Records contained in a dataset
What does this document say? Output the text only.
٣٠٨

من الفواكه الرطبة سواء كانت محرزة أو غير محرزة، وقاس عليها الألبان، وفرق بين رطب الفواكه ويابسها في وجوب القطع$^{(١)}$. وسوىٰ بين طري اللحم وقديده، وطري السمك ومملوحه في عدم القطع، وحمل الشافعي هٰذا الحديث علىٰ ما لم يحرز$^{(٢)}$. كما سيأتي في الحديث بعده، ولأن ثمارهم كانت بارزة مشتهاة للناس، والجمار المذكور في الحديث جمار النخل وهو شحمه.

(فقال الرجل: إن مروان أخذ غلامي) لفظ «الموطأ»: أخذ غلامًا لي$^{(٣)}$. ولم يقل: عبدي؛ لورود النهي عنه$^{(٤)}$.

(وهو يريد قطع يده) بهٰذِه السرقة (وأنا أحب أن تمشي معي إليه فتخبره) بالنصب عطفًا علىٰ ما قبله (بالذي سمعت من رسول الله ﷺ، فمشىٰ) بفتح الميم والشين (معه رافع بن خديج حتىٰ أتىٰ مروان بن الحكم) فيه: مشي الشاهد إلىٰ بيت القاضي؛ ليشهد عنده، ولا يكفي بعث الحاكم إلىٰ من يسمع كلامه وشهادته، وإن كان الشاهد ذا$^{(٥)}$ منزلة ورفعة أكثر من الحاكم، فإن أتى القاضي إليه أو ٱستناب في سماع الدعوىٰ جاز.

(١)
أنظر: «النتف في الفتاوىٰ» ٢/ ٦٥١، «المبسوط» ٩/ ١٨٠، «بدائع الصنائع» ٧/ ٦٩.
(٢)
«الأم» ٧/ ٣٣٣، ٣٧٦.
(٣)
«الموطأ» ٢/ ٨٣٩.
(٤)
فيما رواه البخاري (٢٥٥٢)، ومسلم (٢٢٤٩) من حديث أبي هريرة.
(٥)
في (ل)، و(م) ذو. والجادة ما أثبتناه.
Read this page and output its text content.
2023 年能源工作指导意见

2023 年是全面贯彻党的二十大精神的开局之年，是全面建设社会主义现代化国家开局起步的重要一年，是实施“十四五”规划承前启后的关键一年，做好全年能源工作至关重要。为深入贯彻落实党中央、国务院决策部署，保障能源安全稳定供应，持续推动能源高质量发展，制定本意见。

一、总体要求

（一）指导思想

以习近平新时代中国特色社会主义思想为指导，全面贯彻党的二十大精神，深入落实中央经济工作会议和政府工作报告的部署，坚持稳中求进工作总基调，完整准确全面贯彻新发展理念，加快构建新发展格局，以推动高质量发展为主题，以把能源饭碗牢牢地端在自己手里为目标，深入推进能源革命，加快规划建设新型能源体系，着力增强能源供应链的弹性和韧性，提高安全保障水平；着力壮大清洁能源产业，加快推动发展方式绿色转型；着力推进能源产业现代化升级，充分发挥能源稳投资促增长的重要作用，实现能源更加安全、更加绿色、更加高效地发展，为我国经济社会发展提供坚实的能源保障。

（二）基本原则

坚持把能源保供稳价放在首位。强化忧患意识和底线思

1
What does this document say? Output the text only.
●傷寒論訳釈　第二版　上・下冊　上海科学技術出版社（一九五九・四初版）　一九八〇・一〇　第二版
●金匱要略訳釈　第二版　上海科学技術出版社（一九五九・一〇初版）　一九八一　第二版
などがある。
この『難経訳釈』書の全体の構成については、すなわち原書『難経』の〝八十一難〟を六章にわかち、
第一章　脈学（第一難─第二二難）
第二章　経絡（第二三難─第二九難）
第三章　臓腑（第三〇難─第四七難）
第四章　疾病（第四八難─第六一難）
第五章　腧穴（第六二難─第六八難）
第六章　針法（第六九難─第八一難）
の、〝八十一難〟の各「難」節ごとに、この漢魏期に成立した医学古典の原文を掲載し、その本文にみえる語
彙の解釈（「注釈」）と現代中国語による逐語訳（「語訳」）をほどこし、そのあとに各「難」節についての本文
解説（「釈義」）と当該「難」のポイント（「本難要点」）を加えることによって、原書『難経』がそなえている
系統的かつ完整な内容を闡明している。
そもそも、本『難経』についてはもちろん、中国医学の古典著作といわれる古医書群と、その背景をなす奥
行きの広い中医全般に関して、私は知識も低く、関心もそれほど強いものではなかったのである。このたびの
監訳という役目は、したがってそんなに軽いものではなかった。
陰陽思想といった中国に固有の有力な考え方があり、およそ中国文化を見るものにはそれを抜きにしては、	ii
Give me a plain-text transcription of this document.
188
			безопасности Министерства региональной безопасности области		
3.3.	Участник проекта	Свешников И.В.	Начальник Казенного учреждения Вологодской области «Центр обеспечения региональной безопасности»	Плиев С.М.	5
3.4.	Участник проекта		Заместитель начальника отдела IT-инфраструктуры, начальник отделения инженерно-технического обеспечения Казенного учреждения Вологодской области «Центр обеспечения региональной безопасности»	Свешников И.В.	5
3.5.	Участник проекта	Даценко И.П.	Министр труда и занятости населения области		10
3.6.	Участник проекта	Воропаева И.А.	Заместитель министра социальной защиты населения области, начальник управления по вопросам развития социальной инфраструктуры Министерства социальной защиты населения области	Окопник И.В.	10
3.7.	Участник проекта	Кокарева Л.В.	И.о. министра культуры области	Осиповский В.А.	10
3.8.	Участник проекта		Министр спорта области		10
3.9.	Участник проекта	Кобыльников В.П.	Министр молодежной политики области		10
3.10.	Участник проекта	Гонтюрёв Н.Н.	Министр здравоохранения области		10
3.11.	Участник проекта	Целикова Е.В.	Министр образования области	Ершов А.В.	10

- **Required task**
Exactly reproduce all of the entries above.

- **Result of the exercise**
What does this document say? Output the text only.
٣٠٨

من الفواكه الرطبة سواء كانت محرزة أو غير محرزة، وقاس عليها الألبان، وفرق بين رطب الفواكه ويابسها في وجوب القطع$^{(١)}$. وسوىٰ بين طري اللحم وقديده، وطري السمك ومملوحه في عدم القطع، وحمل الشافعي هٰذا الحديث علىٰ ما لم يحرز$^{(٢)}$. كما سيأتي في الحديث بعده، ولأن ثمارهم كانت بارزة مشتهاة للناس، والجمار المذكور في الحديث جمار النخل وهو شحمه.

(فقال الرجل: إن مروان أخذ غلامي) لفظ «الموطأ»: أخذ غلامًا لي$^{(٣)}$. ولم يقل: عبدي؛ لورود النهي عنه$^{(٤)}$.

(وهو يريد قطع يده) بهٰذِه السرقة (وأنا أحب أن تمشي معي إليه فتخبره) بالنصب عطفًا علىٰ ما قبله (بالذي سمعت من رسول الله ﷺ، فمشىٰ) بفتح الميم والشين (معه رافع بن خديج حتىٰ أتىٰ مروان بن الحكم) فيه: مشي الشاهد إلىٰ بيت القاضي؛ ليشهد عنده، ولا يكفي بعث الحاكم إلىٰ من يسمع كلامه وشهادته، وإن كان الشاهد ذا$^{(٥)}$ منزلة ورفعة أكثر من الحاكم، فإن أتى القاضي إليه أو ٱستناب في سماع الدعوىٰ جاز.

(١)
أنظر: «النتف في الفتاوىٰ» ٢/ ٦٥١، «المبسوط» ٩/ ١٨٠، «بدائع الصنائع» ٧/ ٦٩.
(٢)
«الأم» ٧/ ٣٣٣، ٣٧٦.
(٣)
«الموطأ» ٢/ ٨٣٩.
(٤)
فيما رواه البخاري (٢٥٥٢)، ومسلم (٢٢٤٩) من حديث أبي هريرة.
(٥)
في (ل)، و(م) ذو. والجادة ما أثبتناه.
Read this page and output its text content.
2023 年能源工作指导意见

2023 年是全面贯彻党的二十大精神的开局之年，是全面建设社会主义现代化国家开局起步的重要一年，是实施“十四五”规划承前启后的关键一年，做好全年能源工作至关重要。为深入贯彻落实党中央、国务院决策部署，保障能源安全稳定供应，持续推动能源高质量发展，制定本意见。

一、总体要求

（一）指导思想

以习近平新时代中国特色社会主义思想为指导，全面贯彻党的二十大精神，深入落实中央经济工作会议和政府工作报告的部署，坚持稳中求进工作总基调，完整准确全面贯彻新发展理念，加快构建新发展格局，以推动高质量发展为主题，以把能源饭碗牢牢地端在自己手里为目标，深入推进能源革命，加快规划建设新型能源体系，着力增强能源供应链的弹性和韧性，提高安全保障水平；着力壮大清洁能源产业，加快推动发展方式绿色转型；着力推进能源产业现代化升级，充分发挥能源稳投资促增长的重要作用，实现能源更加安全、更加绿色、更加高效地发展，为我国经济社会发展提供坚实的能源保障。

（二）基本原则

坚持把能源保供稳价放在首位。强化忧患意识和底线思

1
What does this document say? Output the text only.
●傷寒論訳釈　第二版　上・下冊　上海科学技術出版社（一九五九・四初版）　一九八〇・一〇　第二版
●金匱要略訳釈　第二版　上海科学技術出版社（一九五九・一〇初版）　一九八一　第二版
などがある。
この『難経訳釈』書の全体の構成については、すなわち原書『難経』の〝八十一難〟を六章にわかち、
第一章　脈学（第一難─第二二難）
第二章　経絡（第二三難─第二九難）
第三章　臓腑（第三〇難─第四七難）
第四章　疾病（第四八難─第六一難）
第五章　腧穴（第六二難─第六八難）
第六章　針法（第六九難─第八一難）
の、〝八十一難〟の各「難」節ごとに、この漢魏期に成立した医学古典の原文を掲載し、その本文にみえる語
彙の解釈（「注釈」）と現代中国語による逐語訳（「語訳」）をほどこし、そのあとに各「難」節についての本文
解説（「釈義」）と当該「難」のポイント（「本難要点」）を加えることによって、原書『難経』がそなえている
系統的かつ完整な内容を闡明している。
そもそも、本『難経』についてはもちろん、中国医学の古典著作といわれる古医書群と、その背景をなす奥
行きの広い中医全般に関して、私は知識も低く、関心もそれほど強いものではなかったのである。このたびの
監訳という役目は、したがってそんなに軽いものではなかった。
陰陽思想といった中国に固有の有力な考え方があり、およそ中国文化を見るものにはそれを抜きにしては、	ii
Give me a plain-text transcription of this document.
188
			безопасности Министерства региональной безопасности области		
3.3.	Участник проекта	Свешников И.В.	Начальник Казенного учреждения Вологодской области «Центр обеспечения региональной безопасности»	Плиев С.М.	5
3.4.	Участник проекта		Заместитель начальника отдела IT-инфраструктуры, начальник отделения инженерно-технического обеспечения Казенного учреждения Вологодской области «Центр обеспечения региональной безопасности»	Свешников И.В.	5
3.5.	Участник проекта	Даценко И.П.	Министр труда и занятости населения области		10
3.6.	Участник проекта	Воропаева И.А.	Заместитель министра социальной защиты населения области, начальник управления по вопросам развития социальной инфраструктуры Министерства социальной защиты населения области	Окопник И.В.	10
3.7.	Участник проекта	Кокарева Л.В.	И.о. министра культуры области	Осиповский В.А.	10
3.8.	Участник проекта		Министр спорта области		10
3.9.	Участник проекта	Кобыльников В.П.	Министр молодежной политики области		10
3.10.	Участник проекта	Гонтюрёв Н.Н.	Министр здравоохранения области		10
3.11.	Участник проекта	Целикова Е.В.	Министр образования области	Ершов А.В.	10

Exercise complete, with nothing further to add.